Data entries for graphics
+-------+

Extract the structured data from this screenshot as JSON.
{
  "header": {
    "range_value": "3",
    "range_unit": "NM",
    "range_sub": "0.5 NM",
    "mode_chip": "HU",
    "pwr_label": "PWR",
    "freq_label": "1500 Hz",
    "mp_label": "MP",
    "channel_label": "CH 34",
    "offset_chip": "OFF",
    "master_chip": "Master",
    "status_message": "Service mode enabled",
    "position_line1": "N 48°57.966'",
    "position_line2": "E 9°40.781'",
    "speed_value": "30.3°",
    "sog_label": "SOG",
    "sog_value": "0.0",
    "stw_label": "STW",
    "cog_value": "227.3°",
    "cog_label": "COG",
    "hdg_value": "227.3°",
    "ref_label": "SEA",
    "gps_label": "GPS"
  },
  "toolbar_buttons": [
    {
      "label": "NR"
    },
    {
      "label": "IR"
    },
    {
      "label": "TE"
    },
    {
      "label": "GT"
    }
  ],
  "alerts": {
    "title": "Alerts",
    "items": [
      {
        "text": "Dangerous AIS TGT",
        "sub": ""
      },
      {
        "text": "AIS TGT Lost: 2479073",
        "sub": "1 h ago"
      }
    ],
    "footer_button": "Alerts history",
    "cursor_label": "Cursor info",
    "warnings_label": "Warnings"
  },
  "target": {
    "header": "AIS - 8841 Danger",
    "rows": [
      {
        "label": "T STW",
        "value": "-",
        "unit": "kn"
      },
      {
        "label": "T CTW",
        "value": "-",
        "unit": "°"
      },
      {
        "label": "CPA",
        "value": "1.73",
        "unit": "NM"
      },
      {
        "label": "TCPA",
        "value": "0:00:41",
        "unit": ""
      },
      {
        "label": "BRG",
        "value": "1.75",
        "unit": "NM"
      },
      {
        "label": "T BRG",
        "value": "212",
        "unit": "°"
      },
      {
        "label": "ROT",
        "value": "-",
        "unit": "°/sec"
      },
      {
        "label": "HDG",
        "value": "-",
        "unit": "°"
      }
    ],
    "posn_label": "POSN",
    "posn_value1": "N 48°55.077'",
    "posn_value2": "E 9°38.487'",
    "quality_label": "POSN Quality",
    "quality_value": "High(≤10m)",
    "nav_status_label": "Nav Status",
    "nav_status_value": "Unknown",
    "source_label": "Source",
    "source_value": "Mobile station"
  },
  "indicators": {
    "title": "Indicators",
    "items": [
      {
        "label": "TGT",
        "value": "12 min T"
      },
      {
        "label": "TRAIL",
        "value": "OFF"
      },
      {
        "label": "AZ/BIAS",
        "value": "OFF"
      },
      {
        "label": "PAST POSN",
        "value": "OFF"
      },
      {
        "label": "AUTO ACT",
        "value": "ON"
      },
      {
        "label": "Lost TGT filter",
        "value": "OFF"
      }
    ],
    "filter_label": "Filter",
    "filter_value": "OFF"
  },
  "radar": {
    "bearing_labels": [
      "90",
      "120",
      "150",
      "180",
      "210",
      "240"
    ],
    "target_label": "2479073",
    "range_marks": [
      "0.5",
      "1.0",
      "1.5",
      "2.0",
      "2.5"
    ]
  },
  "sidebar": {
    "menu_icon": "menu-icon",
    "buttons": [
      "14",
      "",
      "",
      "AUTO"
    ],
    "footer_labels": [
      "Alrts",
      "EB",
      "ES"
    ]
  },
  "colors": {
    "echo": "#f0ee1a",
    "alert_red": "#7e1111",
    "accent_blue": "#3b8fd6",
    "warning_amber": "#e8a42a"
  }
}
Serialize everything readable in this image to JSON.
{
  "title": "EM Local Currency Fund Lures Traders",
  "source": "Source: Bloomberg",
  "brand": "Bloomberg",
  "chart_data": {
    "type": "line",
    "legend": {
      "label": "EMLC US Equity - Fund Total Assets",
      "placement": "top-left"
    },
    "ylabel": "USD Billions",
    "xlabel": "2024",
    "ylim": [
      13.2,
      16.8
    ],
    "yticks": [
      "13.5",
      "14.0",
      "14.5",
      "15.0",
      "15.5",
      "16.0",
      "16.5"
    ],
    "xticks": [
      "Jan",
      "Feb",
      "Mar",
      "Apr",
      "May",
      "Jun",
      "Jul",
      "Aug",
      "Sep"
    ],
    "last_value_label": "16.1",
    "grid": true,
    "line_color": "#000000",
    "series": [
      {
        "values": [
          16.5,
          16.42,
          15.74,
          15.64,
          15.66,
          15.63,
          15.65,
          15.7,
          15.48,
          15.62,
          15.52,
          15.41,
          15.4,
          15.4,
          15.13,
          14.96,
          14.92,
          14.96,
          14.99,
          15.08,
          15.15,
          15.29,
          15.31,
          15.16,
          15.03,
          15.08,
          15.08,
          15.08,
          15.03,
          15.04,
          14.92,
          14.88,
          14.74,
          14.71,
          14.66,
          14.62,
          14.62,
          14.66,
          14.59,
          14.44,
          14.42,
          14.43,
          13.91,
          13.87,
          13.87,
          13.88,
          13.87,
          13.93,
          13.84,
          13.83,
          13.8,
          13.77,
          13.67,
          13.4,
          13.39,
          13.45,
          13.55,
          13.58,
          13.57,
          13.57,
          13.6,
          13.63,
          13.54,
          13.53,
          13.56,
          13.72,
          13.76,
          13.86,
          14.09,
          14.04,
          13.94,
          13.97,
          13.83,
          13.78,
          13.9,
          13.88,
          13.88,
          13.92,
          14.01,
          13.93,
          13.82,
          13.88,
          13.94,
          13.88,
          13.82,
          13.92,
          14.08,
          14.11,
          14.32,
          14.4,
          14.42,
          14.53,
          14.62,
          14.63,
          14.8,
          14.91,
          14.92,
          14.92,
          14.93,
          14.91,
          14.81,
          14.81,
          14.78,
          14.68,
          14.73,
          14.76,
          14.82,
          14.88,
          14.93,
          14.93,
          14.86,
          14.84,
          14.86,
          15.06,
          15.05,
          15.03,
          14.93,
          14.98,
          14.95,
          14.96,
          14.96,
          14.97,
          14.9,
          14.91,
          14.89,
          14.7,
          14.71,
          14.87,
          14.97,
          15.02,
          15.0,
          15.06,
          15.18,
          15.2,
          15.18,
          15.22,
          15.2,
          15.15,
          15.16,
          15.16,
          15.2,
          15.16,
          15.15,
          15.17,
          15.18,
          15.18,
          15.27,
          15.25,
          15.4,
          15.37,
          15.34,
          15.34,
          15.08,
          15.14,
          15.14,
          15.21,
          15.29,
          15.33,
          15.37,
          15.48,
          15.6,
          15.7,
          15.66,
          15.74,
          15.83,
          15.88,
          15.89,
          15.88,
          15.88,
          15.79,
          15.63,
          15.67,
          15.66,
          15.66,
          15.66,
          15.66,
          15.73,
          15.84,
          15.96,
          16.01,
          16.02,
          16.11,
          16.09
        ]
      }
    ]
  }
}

+-------+

### Exercise directions
Would you reproduce the material above in full, exactly as given?

### Response
Extract the structured data from this screenshot as JSON.
{
  "header": {
    "range_value": "3",
    "range_unit": "NM",
    "range_sub": "0.5 NM",
    "mode_chip": "HU",
    "pwr_label": "PWR",
    "freq_label": "1500 Hz",
    "mp_label": "MP",
    "channel_label": "CH 34",
    "offset_chip": "OFF",
    "master_chip": "Master",
    "status_message": "Service mode enabled",
    "position_line1": "N 48°57.966'",
    "position_line2": "E 9°40.781'",
    "speed_value": "30.3°",
    "sog_label": "SOG",
    "sog_value": "0.0",
    "stw_label": "STW",
    "cog_value": "227.3°",
    "cog_label": "COG",
    "hdg_value": "227.3°",
    "ref_label": "SEA",
    "gps_label": "GPS"
  },
  "toolbar_buttons": [
    {
      "label": "NR"
    },
    {
      "label": "IR"
    },
    {
      "label": "TE"
    },
    {
      "label": "GT"
    }
  ],
  "alerts": {
    "title": "Alerts",
    "items": [
      {
        "text": "Dangerous AIS TGT",
        "sub": ""
      },
      {
        "text": "AIS TGT Lost: 2479073",
        "sub": "1 h ago"
      }
    ],
    "footer_button": "Alerts history",
    "cursor_label": "Cursor info",
    "warnings_label": "Warnings"
  },
  "target": {
    "header": "AIS - 8841 Danger",
    "rows": [
      {
        "label": "T STW",
        "value": "-",
        "unit": "kn"
      },
      {
        "label": "T CTW",
        "value": "-",
        "unit": "°"
      },
      {
        "label": "CPA",
        "value": "1.73",
        "unit": "NM"
      },
      {
        "label": "TCPA",
        "value": "0:00:41",
        "unit": ""
      },
      {
        "label": "BRG",
        "value": "1.75",
        "unit": "NM"
      },
      {
        "label": "T BRG",
        "value": "212",
        "unit": "°"
      },
      {
        "label": "ROT",
        "value": "-",
        "unit": "°/sec"
      },
      {
        "label": "HDG",
        "value": "-",
        "unit": "°"
      }
    ],
    "posn_label": "POSN",
    "posn_value1": "N 48°55.077'",
    "posn_value2": "E 9°38.487'",
    "quality_label": "POSN Quality",
    "quality_value": "High(≤10m)",
    "nav_status_label": "Nav Status",
    "nav_status_value": "Unknown",
    "source_label": "Source",
    "source_value": "Mobile station"
  },
  "indicators": {
    "title": "Indicators",
    "items": [
      {
        "label": "TGT",
        "value": "12 min T"
      },
      {
        "label": "TRAIL",
        "value": "OFF"
      },
      {
        "label": "AZ/BIAS",
        "value": "OFF"
      },
      {
        "label": "PAST POSN",
        "value": "OFF"
      },
      {
        "label": "AUTO ACT",
        "value": "ON"
      },
      {
        "label": "Lost TGT filter",
        "value": "OFF"
      }
    ],
    "filter_label": "Filter",
    "filter_value": "OFF"
  },
  "radar": {
    "bearing_labels": [
      "90",
      "120",
      "150",
      "180",
      "210",
      "240"
    ],
    "target_label": "2479073",
    "range_marks": [
      "0.5",
      "1.0",
      "1.5",
      "2.0",
      "2.5"
    ]
  },
  "sidebar": {
    "menu_icon": "menu-icon",
    "buttons": [
      "14",
      "",
      "",
      "AUTO"
    ],
    "footer_labels": [
      "Alrts",
      "EB",
      "ES"
    ]
  },
  "colors": {
    "echo": "#f0ee1a",
    "alert_red": "#7e1111",
    "accent_blue": "#3b8fd6",
    "warning_amber": "#e8a42a"
  }
}
Serialize everything readable in this image to JSON.
{
  "title": "EM Local Currency Fund Lures Traders",
  "source": "Source: Bloomberg",
  "brand": "Bloomberg",
  "chart_data": {
    "type": "line",
    "legend": {
      "label": "EMLC US Equity - Fund Total Assets",
      "placement": "top-left"
    },
    "ylabel": "USD Billions",
    "xlabel": "2024",
    "ylim": [
      13.2,
      16.8
    ],
    "yticks": [
      "13.5",
      "14.0",
      "14.5",
      "15.0",
      "15.5",
      "16.0",
      "16.5"
    ],
    "xticks": [
      "Jan",
      "Feb",
      "Mar",
      "Apr",
      "May",
      "Jun",
      "Jul",
      "Aug",
      "Sep"
    ],
    "last_value_label": "16.1",
    "grid": true,
    "line_color": "#000000",
    "series": [
      {
        "values": [
          16.5,
          16.42,
          15.74,
          15.64,
          15.66,
          15.63,
          15.65,
          15.7,
          15.48,
          15.62,
          15.52,
          15.41,
          15.4,
          15.4,
          15.13,
          14.96,
          14.92,
          14.96,
          14.99,
          15.08,
          15.15,
          15.29,
          15.31,
          15.16,
          15.03,
          15.08,
          15.08,
          15.08,
          15.03,
          15.04,
          14.92,
          14.88,
          14.74,
          14.71,
          14.66,
          14.62,
          14.62,
          14.66,
          14.59,
          14.44,
          14.42,
          14.43,
          13.91,
          13.87,
          13.87,
          13.88,
          13.87,
          13.93,
          13.84,
          13.83,
          13.8,
          13.77,
          13.67,
          13.4,
          13.39,
          13.45,
          13.55,
          13.58,
          13.57,
          13.57,
          13.6,
          13.63,
          13.54,
          13.53,
          13.56,
          13.72,
          13.76,
          13.86,
          14.09,
          14.04,
          13.94,
          13.97,
          13.83,
          13.78,
          13.9,
          13.88,
          13.88,
          13.92,
          14.01,
          13.93,
          13.82,
          13.88,
          13.94,
          13.88,
          13.82,
          13.92,
          14.08,
          14.11,
          14.32,
          14.4,
          14.42,
          14.53,
          14.62,
          14.63,
          14.8,
          14.91,
          14.92,
          14.92,
          14.93,
          14.91,
          14.81,
          14.81,
          14.78,
          14.68,
          14.73,
          14.76,
          14.82,
          14.88,
          14.93,
          14.93,
          14.86,
          14.84,
          14.86,
          15.06,
          15.05,
          15.03,
          14.93,
          14.98,
          14.95,
          14.96,
          14.96,
          14.97,
          14.9,
          14.91,
          14.89,
          14.7,
          14.71,
          14.87,
          14.97,
          15.02,
          15.0,
          15.06,
          15.18,
          15.2,
          15.18,
          15.22,
          15.2,
          15.15,
          15.16,
          15.16,
          15.2,
          15.16,
          15.15,
          15.17,
          15.18,
          15.18,
          15.27,
          15.25,
          15.4,
          15.37,
          15.34,
          15.34,
          15.08,
          15.14,
          15.14,
          15.21,
          15.29,
          15.33,
          15.37,
          15.48,
          15.6,
          15.7,
          15.66,
          15.74,
          15.83,
          15.88,
          15.89,
          15.88,
          15.88,
          15.79,
          15.63,
          15.67,
          15.66,
          15.66,
          15.66,
          15.66,
          15.73,
          15.84,
          15.96,
          16.01,
          16.02,
          16.11,
          16.09
        ]
      }
    ]
  }
}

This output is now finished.